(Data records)
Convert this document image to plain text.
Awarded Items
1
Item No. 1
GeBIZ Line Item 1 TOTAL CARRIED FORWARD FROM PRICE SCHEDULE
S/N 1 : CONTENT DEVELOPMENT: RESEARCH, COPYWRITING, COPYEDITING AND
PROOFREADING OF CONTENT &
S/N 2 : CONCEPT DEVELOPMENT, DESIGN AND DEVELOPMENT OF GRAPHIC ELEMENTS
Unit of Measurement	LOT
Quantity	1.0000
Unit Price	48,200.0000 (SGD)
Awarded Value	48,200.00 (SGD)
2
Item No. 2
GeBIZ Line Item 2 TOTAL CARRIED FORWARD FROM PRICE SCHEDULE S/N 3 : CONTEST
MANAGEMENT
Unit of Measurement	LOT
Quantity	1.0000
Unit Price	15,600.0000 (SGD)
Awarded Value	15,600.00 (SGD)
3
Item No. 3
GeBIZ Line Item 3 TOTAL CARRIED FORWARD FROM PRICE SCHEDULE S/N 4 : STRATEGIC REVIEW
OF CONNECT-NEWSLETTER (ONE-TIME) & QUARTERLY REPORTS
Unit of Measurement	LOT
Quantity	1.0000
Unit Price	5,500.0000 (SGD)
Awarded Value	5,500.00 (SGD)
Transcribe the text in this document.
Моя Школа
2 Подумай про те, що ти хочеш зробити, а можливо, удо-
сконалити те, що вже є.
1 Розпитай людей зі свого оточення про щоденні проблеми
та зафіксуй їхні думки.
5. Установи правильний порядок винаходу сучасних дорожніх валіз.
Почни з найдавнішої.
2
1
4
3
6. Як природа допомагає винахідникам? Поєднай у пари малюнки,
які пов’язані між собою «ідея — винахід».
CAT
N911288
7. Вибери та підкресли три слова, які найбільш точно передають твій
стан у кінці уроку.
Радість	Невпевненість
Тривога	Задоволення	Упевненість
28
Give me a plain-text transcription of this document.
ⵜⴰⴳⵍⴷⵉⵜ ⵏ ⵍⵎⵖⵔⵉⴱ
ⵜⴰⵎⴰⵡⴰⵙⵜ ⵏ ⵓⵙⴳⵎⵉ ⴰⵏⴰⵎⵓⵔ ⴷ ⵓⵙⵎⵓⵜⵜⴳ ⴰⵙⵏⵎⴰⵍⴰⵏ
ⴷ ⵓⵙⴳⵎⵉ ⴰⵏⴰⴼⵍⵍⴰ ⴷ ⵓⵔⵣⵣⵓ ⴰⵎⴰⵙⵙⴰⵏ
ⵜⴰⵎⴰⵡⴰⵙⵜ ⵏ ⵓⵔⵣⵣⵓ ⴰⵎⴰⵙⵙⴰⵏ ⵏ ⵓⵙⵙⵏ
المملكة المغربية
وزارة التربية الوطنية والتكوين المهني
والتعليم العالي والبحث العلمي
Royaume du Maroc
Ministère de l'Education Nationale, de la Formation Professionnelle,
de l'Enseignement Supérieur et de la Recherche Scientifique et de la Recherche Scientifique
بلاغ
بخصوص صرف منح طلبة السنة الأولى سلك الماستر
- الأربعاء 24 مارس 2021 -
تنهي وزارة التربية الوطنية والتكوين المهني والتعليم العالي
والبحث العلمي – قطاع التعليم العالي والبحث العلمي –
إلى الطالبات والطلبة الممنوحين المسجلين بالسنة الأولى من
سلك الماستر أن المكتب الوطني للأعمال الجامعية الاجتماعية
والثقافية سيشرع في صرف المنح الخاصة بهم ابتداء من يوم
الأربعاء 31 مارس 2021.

Your goal
Go through the data and return every record exactly.

Solution to the problem
Convert this document image to plain text.
Awarded Items
1
Item No. 1
GeBIZ Line Item 1 TOTAL CARRIED FORWARD FROM PRICE SCHEDULE
S/N 1 : CONTENT DEVELOPMENT: RESEARCH, COPYWRITING, COPYEDITING AND
PROOFREADING OF CONTENT &
S/N 2 : CONCEPT DEVELOPMENT, DESIGN AND DEVELOPMENT OF GRAPHIC ELEMENTS
Unit of Measurement	LOT
Quantity	1.0000
Unit Price	48,200.0000 (SGD)
Awarded Value	48,200.00 (SGD)
2
Item No. 2
GeBIZ Line Item 2 TOTAL CARRIED FORWARD FROM PRICE SCHEDULE S/N 3 : CONTEST
MANAGEMENT
Unit of Measurement	LOT
Quantity	1.0000
Unit Price	15,600.0000 (SGD)
Awarded Value	15,600.00 (SGD)
3
Item No. 3
GeBIZ Line Item 3 TOTAL CARRIED FORWARD FROM PRICE SCHEDULE S/N 4 : STRATEGIC REVIEW
OF CONNECT-NEWSLETTER (ONE-TIME) & QUARTERLY REPORTS
Unit of Measurement	LOT
Quantity	1.0000
Unit Price	5,500.0000 (SGD)
Awarded Value	5,500.00 (SGD)
Transcribe the text in this document.
Моя Школа
2 Подумай про те, що ти хочеш зробити, а можливо, удо-
сконалити те, що вже є.
1 Розпитай людей зі свого оточення про щоденні проблеми
та зафіксуй їхні думки.
5. Установи правильний порядок винаходу сучасних дорожніх валіз.
Почни з найдавнішої.
2
1
4
3
6. Як природа допомагає винахідникам? Поєднай у пари малюнки,
які пов’язані між собою «ідея — винахід».
CAT
N911288
7. Вибери та підкресли три слова, які найбільш точно передають твій
стан у кінці уроку.
Радість	Невпевненість
Тривога	Задоволення	Упевненість
28
Give me a plain-text transcription of this document.
ⵜⴰⴳⵍⴷⵉⵜ ⵏ ⵍⵎⵖⵔⵉⴱ
ⵜⴰⵎⴰⵡⴰⵙⵜ ⵏ ⵓⵙⴳⵎⵉ ⴰⵏⴰⵎⵓⵔ ⴷ ⵓⵙⵎⵓⵜⵜⴳ ⴰⵙⵏⵎⴰⵍⴰⵏ
ⴷ ⵓⵙⴳⵎⵉ ⴰⵏⴰⴼⵍⵍⴰ ⴷ ⵓⵔⵣⵣⵓ ⴰⵎⴰⵙⵙⴰⵏ
ⵜⴰⵎⴰⵡⴰⵙⵜ ⵏ ⵓⵔⵣⵣⵓ ⴰⵎⴰⵙⵙⴰⵏ ⵏ ⵓⵙⵙⵏ
المملكة المغربية
وزارة التربية الوطنية والتكوين المهني
والتعليم العالي والبحث العلمي
Royaume du Maroc
Ministère de l'Education Nationale, de la Formation Professionnelle,
de l'Enseignement Supérieur et de la Recherche Scientifique et de la Recherche Scientifique
بلاغ
بخصوص صرف منح طلبة السنة الأولى سلك الماستر
- الأربعاء 24 مارس 2021 -
تنهي وزارة التربية الوطنية والتكوين المهني والتعليم العالي
والبحث العلمي – قطاع التعليم العالي والبحث العلمي –
إلى الطالبات والطلبة الممنوحين المسجلين بالسنة الأولى من
سلك الماستر أن المكتب الوطني للأعمال الجامعية الاجتماعية
والثقافية سيشرع في صرف المنح الخاصة بهم ابتداء من يوم
الأربعاء 31 مارس 2021.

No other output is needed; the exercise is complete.